## [WRITTEN REQUEST]
Select from the records below every line that has the word "работы" in it.

━━━ DATASET ENTRIES ━━━

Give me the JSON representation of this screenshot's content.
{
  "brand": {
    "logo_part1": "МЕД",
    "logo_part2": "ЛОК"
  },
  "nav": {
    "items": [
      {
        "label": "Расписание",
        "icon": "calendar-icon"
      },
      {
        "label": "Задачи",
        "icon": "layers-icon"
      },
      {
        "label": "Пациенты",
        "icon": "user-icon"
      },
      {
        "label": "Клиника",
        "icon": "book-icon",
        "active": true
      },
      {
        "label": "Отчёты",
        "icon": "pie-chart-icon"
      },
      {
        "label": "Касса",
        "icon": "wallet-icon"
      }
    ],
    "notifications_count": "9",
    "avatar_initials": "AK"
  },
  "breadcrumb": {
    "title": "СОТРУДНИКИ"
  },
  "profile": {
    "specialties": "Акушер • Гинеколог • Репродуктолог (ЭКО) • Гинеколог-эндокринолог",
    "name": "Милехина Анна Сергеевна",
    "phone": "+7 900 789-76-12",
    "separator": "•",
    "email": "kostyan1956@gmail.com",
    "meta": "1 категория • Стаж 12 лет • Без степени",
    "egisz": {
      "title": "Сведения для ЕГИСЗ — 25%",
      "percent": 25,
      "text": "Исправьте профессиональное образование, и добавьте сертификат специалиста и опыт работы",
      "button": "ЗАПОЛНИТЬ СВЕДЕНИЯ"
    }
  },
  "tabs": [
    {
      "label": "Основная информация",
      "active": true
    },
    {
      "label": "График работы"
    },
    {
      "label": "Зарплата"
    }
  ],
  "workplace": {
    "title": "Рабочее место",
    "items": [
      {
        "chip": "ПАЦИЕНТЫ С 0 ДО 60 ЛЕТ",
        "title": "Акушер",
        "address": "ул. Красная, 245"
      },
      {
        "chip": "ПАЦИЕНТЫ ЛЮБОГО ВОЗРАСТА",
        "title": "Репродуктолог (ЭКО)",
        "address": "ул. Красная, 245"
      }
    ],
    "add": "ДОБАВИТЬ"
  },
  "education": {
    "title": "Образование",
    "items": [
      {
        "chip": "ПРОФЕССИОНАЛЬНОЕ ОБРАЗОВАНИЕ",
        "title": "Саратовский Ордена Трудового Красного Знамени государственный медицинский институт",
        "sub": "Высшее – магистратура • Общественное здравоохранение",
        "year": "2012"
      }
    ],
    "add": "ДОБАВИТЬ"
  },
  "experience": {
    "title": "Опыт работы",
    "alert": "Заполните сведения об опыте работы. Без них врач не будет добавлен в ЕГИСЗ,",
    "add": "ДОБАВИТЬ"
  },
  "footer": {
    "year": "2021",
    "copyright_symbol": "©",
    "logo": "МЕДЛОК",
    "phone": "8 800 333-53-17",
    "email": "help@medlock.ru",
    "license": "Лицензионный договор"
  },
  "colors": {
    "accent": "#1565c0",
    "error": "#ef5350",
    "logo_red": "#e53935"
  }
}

━━━

## [SOLUTION TO THIS TASK]
      "text": "Исправьте профессиональное образование, и добавьте сертификат специалиста и опыт работы",
      "label": "График работы"
    "title": "Опыт работы",
    "alert": "Заполните сведения об опыте работы. Без них врач не будет добавлен в ЕГИСЗ,",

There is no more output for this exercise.